> _GOAL_: Gather all lines from the material that contain "cityscape".

> _RECORDS_:
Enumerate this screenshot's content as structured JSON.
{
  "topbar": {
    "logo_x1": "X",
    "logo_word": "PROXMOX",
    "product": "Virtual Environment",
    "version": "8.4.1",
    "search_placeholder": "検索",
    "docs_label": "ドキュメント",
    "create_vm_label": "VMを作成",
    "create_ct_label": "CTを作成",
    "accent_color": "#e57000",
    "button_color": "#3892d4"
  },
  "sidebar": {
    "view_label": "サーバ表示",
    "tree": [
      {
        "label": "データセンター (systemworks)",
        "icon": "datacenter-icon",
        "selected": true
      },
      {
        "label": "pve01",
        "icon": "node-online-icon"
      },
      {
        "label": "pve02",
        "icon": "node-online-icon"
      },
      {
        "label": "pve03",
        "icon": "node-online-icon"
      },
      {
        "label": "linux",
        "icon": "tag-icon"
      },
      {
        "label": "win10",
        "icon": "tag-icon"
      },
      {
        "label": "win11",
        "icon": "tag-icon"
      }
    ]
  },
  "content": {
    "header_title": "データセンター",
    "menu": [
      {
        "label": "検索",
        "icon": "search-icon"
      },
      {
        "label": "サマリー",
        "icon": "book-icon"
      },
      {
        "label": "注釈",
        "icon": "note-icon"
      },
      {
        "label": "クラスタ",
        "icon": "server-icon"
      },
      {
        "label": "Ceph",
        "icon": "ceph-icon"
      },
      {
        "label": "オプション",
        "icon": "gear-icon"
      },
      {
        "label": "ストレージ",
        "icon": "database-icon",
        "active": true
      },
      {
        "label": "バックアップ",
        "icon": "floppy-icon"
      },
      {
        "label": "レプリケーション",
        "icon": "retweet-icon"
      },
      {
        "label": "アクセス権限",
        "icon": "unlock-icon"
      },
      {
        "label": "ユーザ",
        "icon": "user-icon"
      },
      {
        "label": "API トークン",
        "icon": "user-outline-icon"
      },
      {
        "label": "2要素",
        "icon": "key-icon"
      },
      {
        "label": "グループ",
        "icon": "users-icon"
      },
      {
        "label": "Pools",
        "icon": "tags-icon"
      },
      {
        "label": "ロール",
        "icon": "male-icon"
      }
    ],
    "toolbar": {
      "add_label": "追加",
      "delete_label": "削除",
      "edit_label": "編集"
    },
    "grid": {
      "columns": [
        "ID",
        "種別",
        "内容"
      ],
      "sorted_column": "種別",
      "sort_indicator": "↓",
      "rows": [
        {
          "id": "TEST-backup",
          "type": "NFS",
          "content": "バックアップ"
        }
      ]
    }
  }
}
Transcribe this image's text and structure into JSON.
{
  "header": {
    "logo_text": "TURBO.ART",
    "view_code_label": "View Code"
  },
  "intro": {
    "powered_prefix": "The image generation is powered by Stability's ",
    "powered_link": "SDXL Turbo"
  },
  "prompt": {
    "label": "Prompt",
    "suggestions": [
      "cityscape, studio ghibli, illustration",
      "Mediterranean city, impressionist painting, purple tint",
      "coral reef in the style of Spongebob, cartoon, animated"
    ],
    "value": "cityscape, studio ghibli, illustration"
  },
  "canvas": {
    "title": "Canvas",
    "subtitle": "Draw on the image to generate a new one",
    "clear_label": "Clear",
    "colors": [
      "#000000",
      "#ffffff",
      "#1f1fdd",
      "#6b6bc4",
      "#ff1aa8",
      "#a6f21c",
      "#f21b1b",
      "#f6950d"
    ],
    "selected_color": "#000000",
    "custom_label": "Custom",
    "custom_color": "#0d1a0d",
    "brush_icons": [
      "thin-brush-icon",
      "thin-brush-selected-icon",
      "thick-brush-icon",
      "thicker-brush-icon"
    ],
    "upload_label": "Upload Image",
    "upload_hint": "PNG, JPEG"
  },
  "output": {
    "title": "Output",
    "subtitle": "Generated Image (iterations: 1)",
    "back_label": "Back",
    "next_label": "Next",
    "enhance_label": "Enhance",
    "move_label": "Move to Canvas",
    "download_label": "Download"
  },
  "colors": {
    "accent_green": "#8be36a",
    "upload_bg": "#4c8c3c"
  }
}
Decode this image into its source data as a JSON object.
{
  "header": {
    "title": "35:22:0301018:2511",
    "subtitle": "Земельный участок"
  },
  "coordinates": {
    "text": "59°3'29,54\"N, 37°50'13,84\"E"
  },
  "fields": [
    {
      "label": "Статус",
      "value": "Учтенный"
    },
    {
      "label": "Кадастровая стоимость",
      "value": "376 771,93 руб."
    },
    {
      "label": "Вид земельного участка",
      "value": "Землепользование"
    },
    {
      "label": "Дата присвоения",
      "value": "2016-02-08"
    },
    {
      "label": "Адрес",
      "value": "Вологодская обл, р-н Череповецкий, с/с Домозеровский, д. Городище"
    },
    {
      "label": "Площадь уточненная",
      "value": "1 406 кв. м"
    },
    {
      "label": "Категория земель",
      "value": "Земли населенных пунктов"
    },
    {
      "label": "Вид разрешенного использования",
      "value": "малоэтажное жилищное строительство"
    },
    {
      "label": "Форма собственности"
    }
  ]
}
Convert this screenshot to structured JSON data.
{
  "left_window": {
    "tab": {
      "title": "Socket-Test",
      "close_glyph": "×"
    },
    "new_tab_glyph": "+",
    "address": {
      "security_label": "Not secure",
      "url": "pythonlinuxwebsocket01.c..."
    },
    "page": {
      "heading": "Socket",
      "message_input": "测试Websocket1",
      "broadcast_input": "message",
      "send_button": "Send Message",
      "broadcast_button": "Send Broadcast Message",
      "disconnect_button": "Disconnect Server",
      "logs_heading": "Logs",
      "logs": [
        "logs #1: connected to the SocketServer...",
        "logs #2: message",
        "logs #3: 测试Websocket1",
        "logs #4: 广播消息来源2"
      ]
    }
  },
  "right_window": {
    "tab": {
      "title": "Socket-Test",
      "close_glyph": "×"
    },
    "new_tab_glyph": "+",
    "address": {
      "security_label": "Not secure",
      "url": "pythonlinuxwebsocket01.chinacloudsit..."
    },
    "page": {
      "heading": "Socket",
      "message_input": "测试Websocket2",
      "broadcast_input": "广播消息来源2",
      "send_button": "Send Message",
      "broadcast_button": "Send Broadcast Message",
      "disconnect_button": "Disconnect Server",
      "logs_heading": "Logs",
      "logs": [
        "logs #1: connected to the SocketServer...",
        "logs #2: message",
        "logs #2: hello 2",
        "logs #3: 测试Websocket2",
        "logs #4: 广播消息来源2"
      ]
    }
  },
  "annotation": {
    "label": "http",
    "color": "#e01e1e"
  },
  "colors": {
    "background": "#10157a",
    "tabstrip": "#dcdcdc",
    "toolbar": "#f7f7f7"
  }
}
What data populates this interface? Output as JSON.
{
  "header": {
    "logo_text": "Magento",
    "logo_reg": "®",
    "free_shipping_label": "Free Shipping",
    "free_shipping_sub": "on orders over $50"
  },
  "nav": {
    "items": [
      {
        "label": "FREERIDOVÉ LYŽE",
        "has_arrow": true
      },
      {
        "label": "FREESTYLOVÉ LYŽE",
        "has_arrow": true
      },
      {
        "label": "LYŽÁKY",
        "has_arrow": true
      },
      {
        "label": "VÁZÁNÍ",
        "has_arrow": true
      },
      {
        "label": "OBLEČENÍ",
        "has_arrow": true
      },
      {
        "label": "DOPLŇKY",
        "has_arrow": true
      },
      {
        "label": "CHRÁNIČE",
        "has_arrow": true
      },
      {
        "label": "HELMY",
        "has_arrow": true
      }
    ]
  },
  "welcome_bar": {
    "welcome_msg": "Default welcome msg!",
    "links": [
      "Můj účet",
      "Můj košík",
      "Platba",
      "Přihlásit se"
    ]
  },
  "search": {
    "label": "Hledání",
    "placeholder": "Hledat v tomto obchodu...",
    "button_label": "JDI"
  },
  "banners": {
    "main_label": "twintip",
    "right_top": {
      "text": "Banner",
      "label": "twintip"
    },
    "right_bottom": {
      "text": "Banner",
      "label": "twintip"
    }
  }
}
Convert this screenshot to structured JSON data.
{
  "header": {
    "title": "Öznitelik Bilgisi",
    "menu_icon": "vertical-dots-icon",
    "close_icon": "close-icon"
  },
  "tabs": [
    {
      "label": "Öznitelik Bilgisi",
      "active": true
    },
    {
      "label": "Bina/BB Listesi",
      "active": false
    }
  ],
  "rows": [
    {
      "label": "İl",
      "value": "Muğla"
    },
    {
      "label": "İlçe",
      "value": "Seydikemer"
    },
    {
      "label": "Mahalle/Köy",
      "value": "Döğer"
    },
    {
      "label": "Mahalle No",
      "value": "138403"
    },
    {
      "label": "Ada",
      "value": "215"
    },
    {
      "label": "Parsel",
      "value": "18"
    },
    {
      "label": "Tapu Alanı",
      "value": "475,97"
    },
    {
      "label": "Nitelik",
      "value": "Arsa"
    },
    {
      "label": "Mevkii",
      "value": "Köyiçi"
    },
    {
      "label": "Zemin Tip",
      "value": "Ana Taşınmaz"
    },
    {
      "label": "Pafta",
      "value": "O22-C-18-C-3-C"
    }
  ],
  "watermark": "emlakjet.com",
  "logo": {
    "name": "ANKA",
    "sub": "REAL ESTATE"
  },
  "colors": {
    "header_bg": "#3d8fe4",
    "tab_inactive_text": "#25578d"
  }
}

> _CORRECT OUTPUT_:
      "cityscape, studio ghibli, illustration",
    "value": "cityscape, studio ghibli, illustration"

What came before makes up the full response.